# WORK TO DO
Write out every one of the records below verbatim, keeping each line unchanged and in its original order.

◇ ◇ ◇ ◇

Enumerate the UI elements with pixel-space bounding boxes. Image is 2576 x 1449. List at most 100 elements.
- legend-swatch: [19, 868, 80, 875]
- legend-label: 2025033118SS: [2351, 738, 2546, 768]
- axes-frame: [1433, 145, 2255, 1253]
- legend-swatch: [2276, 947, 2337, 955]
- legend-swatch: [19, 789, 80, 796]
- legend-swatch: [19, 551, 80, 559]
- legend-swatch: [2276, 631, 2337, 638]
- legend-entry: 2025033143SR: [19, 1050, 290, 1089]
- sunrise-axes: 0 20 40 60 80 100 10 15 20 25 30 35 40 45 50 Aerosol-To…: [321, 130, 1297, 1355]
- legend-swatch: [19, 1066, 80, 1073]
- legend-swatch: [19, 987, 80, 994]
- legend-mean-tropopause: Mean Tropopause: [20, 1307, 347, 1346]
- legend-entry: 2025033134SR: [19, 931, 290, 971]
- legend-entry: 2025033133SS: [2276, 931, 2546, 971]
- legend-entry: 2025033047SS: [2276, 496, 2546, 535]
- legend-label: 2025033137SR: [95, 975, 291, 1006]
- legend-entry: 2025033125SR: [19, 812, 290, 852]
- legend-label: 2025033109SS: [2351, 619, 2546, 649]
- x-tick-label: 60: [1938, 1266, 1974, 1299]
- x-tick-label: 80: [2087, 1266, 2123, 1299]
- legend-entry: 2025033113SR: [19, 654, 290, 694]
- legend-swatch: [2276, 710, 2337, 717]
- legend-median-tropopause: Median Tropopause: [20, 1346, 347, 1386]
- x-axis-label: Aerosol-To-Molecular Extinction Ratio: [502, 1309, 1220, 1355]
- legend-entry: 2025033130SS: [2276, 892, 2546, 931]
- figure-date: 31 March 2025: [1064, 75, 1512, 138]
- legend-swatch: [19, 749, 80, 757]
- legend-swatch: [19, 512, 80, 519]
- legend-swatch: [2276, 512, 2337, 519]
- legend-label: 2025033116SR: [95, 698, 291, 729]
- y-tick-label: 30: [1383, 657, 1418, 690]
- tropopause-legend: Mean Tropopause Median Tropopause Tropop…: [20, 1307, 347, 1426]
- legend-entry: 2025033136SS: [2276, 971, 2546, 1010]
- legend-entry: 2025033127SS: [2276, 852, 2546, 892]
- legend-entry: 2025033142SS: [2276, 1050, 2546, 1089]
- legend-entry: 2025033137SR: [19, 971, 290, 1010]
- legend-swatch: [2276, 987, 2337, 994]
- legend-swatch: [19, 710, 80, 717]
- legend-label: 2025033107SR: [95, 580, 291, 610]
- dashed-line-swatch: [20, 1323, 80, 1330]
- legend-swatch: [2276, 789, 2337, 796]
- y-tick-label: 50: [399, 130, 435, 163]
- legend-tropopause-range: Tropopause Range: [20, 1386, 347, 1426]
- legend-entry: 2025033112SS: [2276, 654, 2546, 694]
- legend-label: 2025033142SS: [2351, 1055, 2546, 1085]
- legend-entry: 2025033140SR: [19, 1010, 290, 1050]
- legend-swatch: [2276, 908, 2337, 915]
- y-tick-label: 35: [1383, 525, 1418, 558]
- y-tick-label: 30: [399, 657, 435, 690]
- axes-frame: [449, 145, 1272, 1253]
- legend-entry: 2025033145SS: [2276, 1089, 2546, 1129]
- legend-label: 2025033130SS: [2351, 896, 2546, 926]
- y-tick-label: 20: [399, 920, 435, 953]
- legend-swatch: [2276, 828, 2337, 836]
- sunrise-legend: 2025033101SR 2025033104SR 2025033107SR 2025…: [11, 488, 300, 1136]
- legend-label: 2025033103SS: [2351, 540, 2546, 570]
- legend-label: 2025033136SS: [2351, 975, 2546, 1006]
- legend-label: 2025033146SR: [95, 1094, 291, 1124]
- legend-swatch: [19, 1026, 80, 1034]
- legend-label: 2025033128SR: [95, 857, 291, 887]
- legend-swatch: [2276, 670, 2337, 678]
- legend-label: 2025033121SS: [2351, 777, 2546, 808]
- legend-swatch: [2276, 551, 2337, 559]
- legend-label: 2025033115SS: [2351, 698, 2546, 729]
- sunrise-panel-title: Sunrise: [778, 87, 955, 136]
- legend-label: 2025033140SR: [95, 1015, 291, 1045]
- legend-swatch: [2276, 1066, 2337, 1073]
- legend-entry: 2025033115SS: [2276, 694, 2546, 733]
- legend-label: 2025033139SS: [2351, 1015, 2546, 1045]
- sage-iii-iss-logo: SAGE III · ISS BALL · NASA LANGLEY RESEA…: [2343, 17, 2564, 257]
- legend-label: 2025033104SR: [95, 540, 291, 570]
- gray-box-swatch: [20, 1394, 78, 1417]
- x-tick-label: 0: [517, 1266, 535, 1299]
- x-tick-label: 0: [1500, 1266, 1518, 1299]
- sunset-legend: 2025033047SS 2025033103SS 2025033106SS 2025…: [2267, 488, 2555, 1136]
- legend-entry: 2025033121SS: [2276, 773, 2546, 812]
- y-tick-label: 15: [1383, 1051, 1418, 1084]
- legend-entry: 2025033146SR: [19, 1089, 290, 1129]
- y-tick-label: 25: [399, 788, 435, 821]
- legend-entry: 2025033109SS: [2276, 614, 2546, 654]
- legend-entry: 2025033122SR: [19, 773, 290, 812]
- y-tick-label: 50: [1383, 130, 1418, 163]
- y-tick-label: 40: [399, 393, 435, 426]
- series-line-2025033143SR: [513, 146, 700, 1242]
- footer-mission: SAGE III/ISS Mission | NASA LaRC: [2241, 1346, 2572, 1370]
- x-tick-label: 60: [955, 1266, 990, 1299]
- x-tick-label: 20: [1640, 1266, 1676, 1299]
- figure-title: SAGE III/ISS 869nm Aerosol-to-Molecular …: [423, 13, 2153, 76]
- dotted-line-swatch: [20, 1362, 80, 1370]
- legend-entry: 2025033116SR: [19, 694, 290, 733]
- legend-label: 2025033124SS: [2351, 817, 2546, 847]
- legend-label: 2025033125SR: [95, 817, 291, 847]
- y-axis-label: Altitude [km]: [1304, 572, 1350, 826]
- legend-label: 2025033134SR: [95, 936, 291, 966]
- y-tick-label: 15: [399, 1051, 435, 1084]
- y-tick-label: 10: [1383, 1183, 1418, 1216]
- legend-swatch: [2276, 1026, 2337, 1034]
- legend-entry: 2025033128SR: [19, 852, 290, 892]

◇ ◇ ◇ ◇

# RESPONSE TO THE EXERCISE
Enumerate the UI elements with pixel-space bounding boxes. Image is 2576 x 1449. List at most 100 elements.
- legend-swatch: [19, 868, 80, 875]
- legend-label: 2025033118SS: [2351, 738, 2546, 768]
- axes-frame: [1433, 145, 2255, 1253]
- legend-swatch: [2276, 947, 2337, 955]
- legend-swatch: [19, 789, 80, 796]
- legend-swatch: [19, 551, 80, 559]
- legend-swatch: [2276, 631, 2337, 638]
- legend-entry: 2025033143SR: [19, 1050, 290, 1089]
- sunrise-axes: 0 20 40 60 80 100 10 15 20 25 30 35 40 45 50 Aerosol-To…: [321, 130, 1297, 1355]
- legend-swatch: [19, 1066, 80, 1073]
- legend-swatch: [19, 987, 80, 994]
- legend-mean-tropopause: Mean Tropopause: [20, 1307, 347, 1346]
- legend-entry: 2025033134SR: [19, 931, 290, 971]
- legend-entry: 2025033133SS: [2276, 931, 2546, 971]
- legend-entry: 2025033047SS: [2276, 496, 2546, 535]
- legend-label: 2025033137SR: [95, 975, 291, 1006]
- legend-entry: 2025033125SR: [19, 812, 290, 852]
- legend-label: 2025033109SS: [2351, 619, 2546, 649]
- x-tick-label: 60: [1938, 1266, 1974, 1299]
- x-tick-label: 80: [2087, 1266, 2123, 1299]
- legend-entry: 2025033113SR: [19, 654, 290, 694]
- legend-swatch: [2276, 710, 2337, 717]
- legend-median-tropopause: Median Tropopause: [20, 1346, 347, 1386]
- x-axis-label: Aerosol-To-Molecular Extinction Ratio: [502, 1309, 1220, 1355]
- legend-entry: 2025033130SS: [2276, 892, 2546, 931]
- figure-date: 31 March 2025: [1064, 75, 1512, 138]
- legend-swatch: [19, 749, 80, 757]
- legend-swatch: [19, 512, 80, 519]
- legend-swatch: [2276, 512, 2337, 519]
- legend-label: 2025033116SR: [95, 698, 291, 729]
- y-tick-label: 30: [1383, 657, 1418, 690]
- tropopause-legend: Mean Tropopause Median Tropopause Tropop…: [20, 1307, 347, 1426]
- legend-entry: 2025033136SS: [2276, 971, 2546, 1010]
- legend-entry: 2025033127SS: [2276, 852, 2546, 892]
- legend-entry: 2025033142SS: [2276, 1050, 2546, 1089]
- legend-entry: 2025033137SR: [19, 971, 290, 1010]
- legend-swatch: [2276, 987, 2337, 994]
- legend-swatch: [19, 710, 80, 717]
- legend-label: 2025033107SR: [95, 580, 291, 610]
- dashed-line-swatch: [20, 1323, 80, 1330]
- legend-swatch: [2276, 789, 2337, 796]
- y-tick-label: 50: [399, 130, 435, 163]
- legend-tropopause-range: Tropopause Range: [20, 1386, 347, 1426]
- legend-entry: 2025033112SS: [2276, 654, 2546, 694]
- legend-label: 2025033142SS: [2351, 1055, 2546, 1085]
- legend-entry: 2025033140SR: [19, 1010, 290, 1050]
- legend-swatch: [2276, 908, 2337, 915]
- y-tick-label: 35: [1383, 525, 1418, 558]
- y-tick-label: 30: [399, 657, 435, 690]
- axes-frame: [449, 145, 1272, 1253]
- legend-entry: 2025033145SS: [2276, 1089, 2546, 1129]
- legend-label: 2025033130SS: [2351, 896, 2546, 926]
- y-tick-label: 20: [399, 920, 435, 953]
- legend-swatch: [2276, 828, 2337, 836]
- sunrise-legend: 2025033101SR 2025033104SR 2025033107SR 2025…: [11, 488, 300, 1136]
- legend-label: 2025033103SS: [2351, 540, 2546, 570]
- legend-label: 2025033136SS: [2351, 975, 2546, 1006]
- legend-label: 2025033146SR: [95, 1094, 291, 1124]
- legend-swatch: [19, 1026, 80, 1034]
- legend-label: 2025033128SR: [95, 857, 291, 887]
- legend-swatch: [2276, 670, 2337, 678]
- legend-label: 2025033121SS: [2351, 777, 2546, 808]
- legend-swatch: [2276, 551, 2337, 559]
- legend-label: 2025033115SS: [2351, 698, 2546, 729]
- sunrise-panel-title: Sunrise: [778, 87, 955, 136]
- legend-label: 2025033140SR: [95, 1015, 291, 1045]
- legend-swatch: [2276, 1066, 2337, 1073]
- legend-entry: 2025033115SS: [2276, 694, 2546, 733]
- legend-label: 2025033139SS: [2351, 1015, 2546, 1045]
- sage-iii-iss-logo: SAGE III · ISS BALL · NASA LANGLEY RESEA…: [2343, 17, 2564, 257]
- legend-label: 2025033104SR: [95, 540, 291, 570]
- gray-box-swatch: [20, 1394, 78, 1417]
- x-tick-label: 0: [517, 1266, 535, 1299]
- x-tick-label: 0: [1500, 1266, 1518, 1299]
- sunset-legend: 2025033047SS 2025033103SS 2025033106SS 2025…: [2267, 488, 2555, 1136]
- legend-entry: 2025033121SS: [2276, 773, 2546, 812]
- y-tick-label: 15: [1383, 1051, 1418, 1084]
- legend-entry: 2025033146SR: [19, 1089, 290, 1129]
- y-tick-label: 25: [399, 788, 435, 821]
- legend-entry: 2025033109SS: [2276, 614, 2546, 654]
- legend-entry: 2025033122SR: [19, 773, 290, 812]
- y-tick-label: 50: [1383, 130, 1418, 163]
- y-tick-label: 40: [399, 393, 435, 426]
- series-line-2025033143SR: [513, 146, 700, 1242]
- footer-mission: SAGE III/ISS Mission | NASA LaRC: [2241, 1346, 2572, 1370]
- x-tick-label: 60: [955, 1266, 990, 1299]
- x-tick-label: 20: [1640, 1266, 1676, 1299]
- figure-title: SAGE III/ISS 869nm Aerosol-to-Molecular …: [423, 13, 2153, 76]
- dotted-line-swatch: [20, 1362, 80, 1370]
- legend-entry: 2025033116SR: [19, 694, 290, 733]
- legend-label: 2025033124SS: [2351, 817, 2546, 847]
- legend-label: 2025033125SR: [95, 817, 291, 847]
- y-axis-label: Altitude [km]: [1304, 572, 1350, 826]
- legend-label: 2025033134SR: [95, 936, 291, 966]
- y-tick-label: 15: [399, 1051, 435, 1084]
- y-tick-label: 10: [1383, 1183, 1418, 1216]
- legend-swatch: [2276, 1026, 2337, 1034]
- legend-entry: 2025033128SR: [19, 852, 290, 892]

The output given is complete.